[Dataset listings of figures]
— start —
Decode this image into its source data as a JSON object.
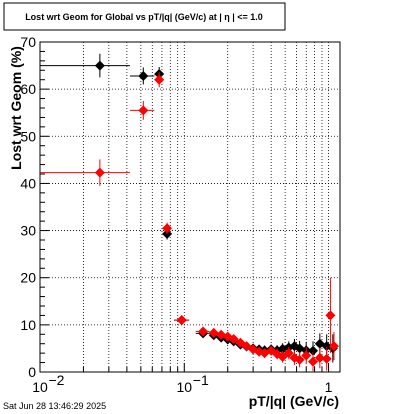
{
  "canvas_stamp": "Sat Jun 28 13:46:29 2025",
  "chart_data": {
    "type": "scatter",
    "title": "Lost wrt Geom for Global vs pT/|q| (GeV/c) at |  η  | <= 1.0",
    "xlabel": "pT/|q| (GeV/c)",
    "ylabel": "Lost wrt Geom (%)",
    "x_scale": "log",
    "xlim": [
      0.01,
      1.2
    ],
    "ylim": [
      0,
      70
    ],
    "grid": true,
    "y_ticks": [
      "0",
      "10",
      "20",
      "30",
      "40",
      "50",
      "60",
      "70"
    ],
    "x_ticks": [
      {
        "base": "10",
        "exp": "−2",
        "value": 0.01
      },
      {
        "base": "10",
        "exp": "−1",
        "value": 0.1
      },
      {
        "base": "1",
        "exp": "",
        "value": 1
      }
    ],
    "series": [
      {
        "color": "#000000",
        "points": [
          {
            "x": 0.026,
            "y": 65.0,
            "xlo": 0.01,
            "xhi": 0.042,
            "ey": 2.5
          },
          {
            "x": 0.052,
            "y": 62.8,
            "xlo": 0.042,
            "xhi": 0.062,
            "ey": 1.8
          },
          {
            "x": 0.067,
            "y": 63.2,
            "xlo": 0.062,
            "xhi": 0.072,
            "ey": 1.5
          },
          {
            "x": 0.076,
            "y": 29.3,
            "xlo": 0.072,
            "xhi": 0.081,
            "ey": 1.2
          },
          {
            "x": 0.096,
            "y": 11.0,
            "xlo": 0.085,
            "xhi": 0.108,
            "ey": 0.6
          },
          {
            "x": 0.135,
            "y": 8.2,
            "xlo": 0.12,
            "xhi": 0.15,
            "ey": 0.6
          },
          {
            "x": 0.16,
            "y": 7.8,
            "xlo": 0.15,
            "xhi": 0.17,
            "ey": 0.6
          },
          {
            "x": 0.18,
            "y": 7.3,
            "xlo": 0.17,
            "xhi": 0.19,
            "ey": 0.6
          },
          {
            "x": 0.2,
            "y": 6.9,
            "xlo": 0.19,
            "xhi": 0.21,
            "ey": 0.7
          },
          {
            "x": 0.22,
            "y": 6.5,
            "xlo": 0.21,
            "xhi": 0.23,
            "ey": 0.7
          },
          {
            "x": 0.245,
            "y": 5.8,
            "xlo": 0.23,
            "xhi": 0.26,
            "ey": 0.8
          },
          {
            "x": 0.27,
            "y": 5.4,
            "xlo": 0.26,
            "xhi": 0.28,
            "ey": 0.8
          },
          {
            "x": 0.3,
            "y": 5.0,
            "xlo": 0.285,
            "xhi": 0.315,
            "ey": 0.9
          },
          {
            "x": 0.33,
            "y": 4.8,
            "xlo": 0.315,
            "xhi": 0.345,
            "ey": 0.9
          },
          {
            "x": 0.36,
            "y": 4.6,
            "xlo": 0.345,
            "xhi": 0.375,
            "ey": 1.0
          },
          {
            "x": 0.4,
            "y": 4.8,
            "xlo": 0.38,
            "xhi": 0.42,
            "ey": 1.0
          },
          {
            "x": 0.44,
            "y": 4.6,
            "xlo": 0.42,
            "xhi": 0.46,
            "ey": 1.1
          },
          {
            "x": 0.48,
            "y": 4.9,
            "xlo": 0.46,
            "xhi": 0.5,
            "ey": 1.2
          },
          {
            "x": 0.53,
            "y": 5.2,
            "xlo": 0.5,
            "xhi": 0.56,
            "ey": 1.3
          },
          {
            "x": 0.58,
            "y": 5.5,
            "xlo": 0.56,
            "xhi": 0.6,
            "ey": 1.5
          },
          {
            "x": 0.63,
            "y": 5.0,
            "xlo": 0.6,
            "xhi": 0.66,
            "ey": 1.6
          },
          {
            "x": 0.7,
            "y": 4.6,
            "xlo": 0.66,
            "xhi": 0.74,
            "ey": 1.8
          },
          {
            "x": 0.78,
            "y": 4.5,
            "xlo": 0.74,
            "xhi": 0.82,
            "ey": 2.0
          },
          {
            "x": 0.87,
            "y": 6.0,
            "xlo": 0.82,
            "xhi": 0.92,
            "ey": 2.2
          },
          {
            "x": 0.97,
            "y": 5.5,
            "xlo": 0.92,
            "xhi": 1.02,
            "ey": 2.5
          },
          {
            "x": 1.07,
            "y": 5.0,
            "xlo": 1.02,
            "xhi": 1.12,
            "ey": 3.0
          }
        ]
      },
      {
        "color": "#ff0000",
        "points": [
          {
            "x": 0.026,
            "y": 42.3,
            "xlo": 0.01,
            "xhi": 0.042,
            "ey": 2.8
          },
          {
            "x": 0.052,
            "y": 55.5,
            "xlo": 0.042,
            "xhi": 0.062,
            "ey": 2.0
          },
          {
            "x": 0.067,
            "y": 62.0,
            "xlo": 0.062,
            "xhi": 0.072,
            "ey": 1.6
          },
          {
            "x": 0.076,
            "y": 30.5,
            "xlo": 0.072,
            "xhi": 0.081,
            "ey": 1.2
          },
          {
            "x": 0.096,
            "y": 11.0,
            "xlo": 0.085,
            "xhi": 0.108,
            "ey": 0.6
          },
          {
            "x": 0.135,
            "y": 8.6,
            "xlo": 0.12,
            "xhi": 0.15,
            "ey": 0.6
          },
          {
            "x": 0.16,
            "y": 8.3,
            "xlo": 0.15,
            "xhi": 0.17,
            "ey": 0.6
          },
          {
            "x": 0.18,
            "y": 7.9,
            "xlo": 0.17,
            "xhi": 0.19,
            "ey": 0.6
          },
          {
            "x": 0.2,
            "y": 7.5,
            "xlo": 0.19,
            "xhi": 0.21,
            "ey": 0.7
          },
          {
            "x": 0.22,
            "y": 7.0,
            "xlo": 0.21,
            "xhi": 0.23,
            "ey": 0.7
          },
          {
            "x": 0.245,
            "y": 6.2,
            "xlo": 0.23,
            "xhi": 0.26,
            "ey": 0.8
          },
          {
            "x": 0.27,
            "y": 5.5,
            "xlo": 0.26,
            "xhi": 0.28,
            "ey": 0.8
          },
          {
            "x": 0.3,
            "y": 4.8,
            "xlo": 0.285,
            "xhi": 0.315,
            "ey": 0.9
          },
          {
            "x": 0.33,
            "y": 4.3,
            "xlo": 0.315,
            "xhi": 0.345,
            "ey": 0.9
          },
          {
            "x": 0.36,
            "y": 4.0,
            "xlo": 0.345,
            "xhi": 0.375,
            "ey": 1.0
          },
          {
            "x": 0.4,
            "y": 4.5,
            "xlo": 0.38,
            "xhi": 0.42,
            "ey": 1.0
          },
          {
            "x": 0.44,
            "y": 3.8,
            "xlo": 0.42,
            "xhi": 0.46,
            "ey": 1.1
          },
          {
            "x": 0.48,
            "y": 3.2,
            "xlo": 0.46,
            "xhi": 0.5,
            "ey": 1.2
          },
          {
            "x": 0.53,
            "y": 4.0,
            "xlo": 0.5,
            "xhi": 0.56,
            "ey": 1.3
          },
          {
            "x": 0.58,
            "y": 3.0,
            "xlo": 0.56,
            "xhi": 0.6,
            "ey": 1.5
          },
          {
            "x": 0.63,
            "y": 2.6,
            "xlo": 0.6,
            "xhi": 0.66,
            "ey": 1.6
          },
          {
            "x": 0.7,
            "y": 3.5,
            "xlo": 0.66,
            "xhi": 0.74,
            "ey": 1.8
          },
          {
            "x": 0.78,
            "y": 2.2,
            "xlo": 0.74,
            "xhi": 0.82,
            "ey": 2.0
          },
          {
            "x": 0.87,
            "y": 3.0,
            "xlo": 0.82,
            "xhi": 0.92,
            "ey": 2.2
          },
          {
            "x": 0.97,
            "y": 2.8,
            "xlo": 0.92,
            "xhi": 1.02,
            "ey": 2.5
          },
          {
            "x": 1.03,
            "y": 12.0,
            "xlo": 1.0,
            "xhi": 1.06,
            "ey": 8.0
          },
          {
            "x": 1.09,
            "y": 5.5,
            "xlo": 1.06,
            "xhi": 1.12,
            "ey": 3.0
          }
        ]
      }
    ]
  }
}
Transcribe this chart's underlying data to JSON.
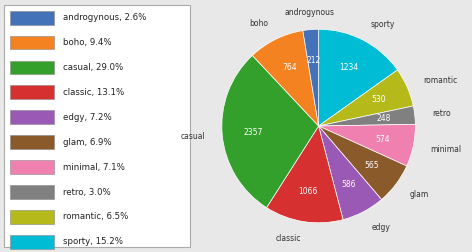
{
  "categories": [
    "androgynous",
    "boho",
    "casual",
    "classic",
    "edgy",
    "glam",
    "minimal",
    "retro",
    "romantic",
    "sporty"
  ],
  "values": [
    212,
    764,
    2357,
    1066,
    586,
    565,
    574,
    248,
    530,
    1234
  ],
  "percentages": [
    2.6,
    9.4,
    29.0,
    13.1,
    7.2,
    6.9,
    7.1,
    3.0,
    6.5,
    15.2
  ],
  "colors": [
    "#4472b8",
    "#f58220",
    "#33a02c",
    "#d63030",
    "#9b59b6",
    "#8b5a2b",
    "#f080b0",
    "#808080",
    "#b5ba1a",
    "#00bcd4"
  ],
  "legend_order": [
    "androgynous",
    "boho",
    "casual",
    "classic",
    "edgy",
    "glam",
    "minimal",
    "retro",
    "romantic",
    "sporty"
  ],
  "pie_order": [
    "sporty",
    "romantic",
    "retro",
    "minimal",
    "glam",
    "edgy",
    "classic",
    "casual",
    "boho",
    "androgynous"
  ],
  "background_color": "#e8e8e8"
}
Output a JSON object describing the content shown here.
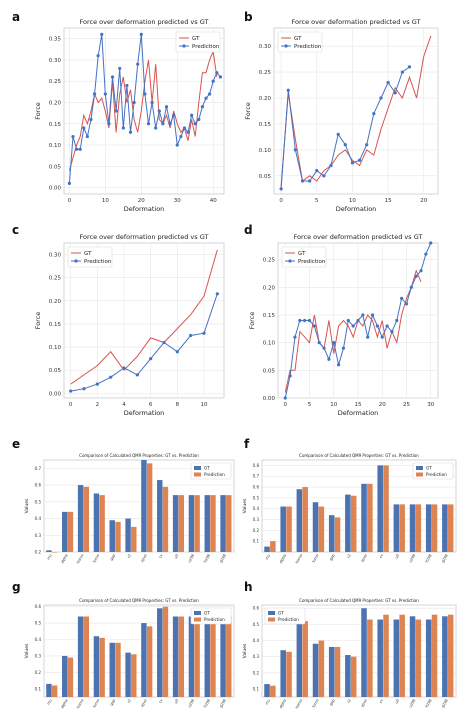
— end —
» **EXERCISE DESCRIPTION**: Scan the lines above for "Geom", then copy every one that has it.

» **SOLUTION TO THE PROBLEM**:
    "title": "Lost wrt Geom for Global vs pT/|q| (GeV/c) at |  η  | <= 1.0",
    "ylabel": "Lost wrt Geom (%)",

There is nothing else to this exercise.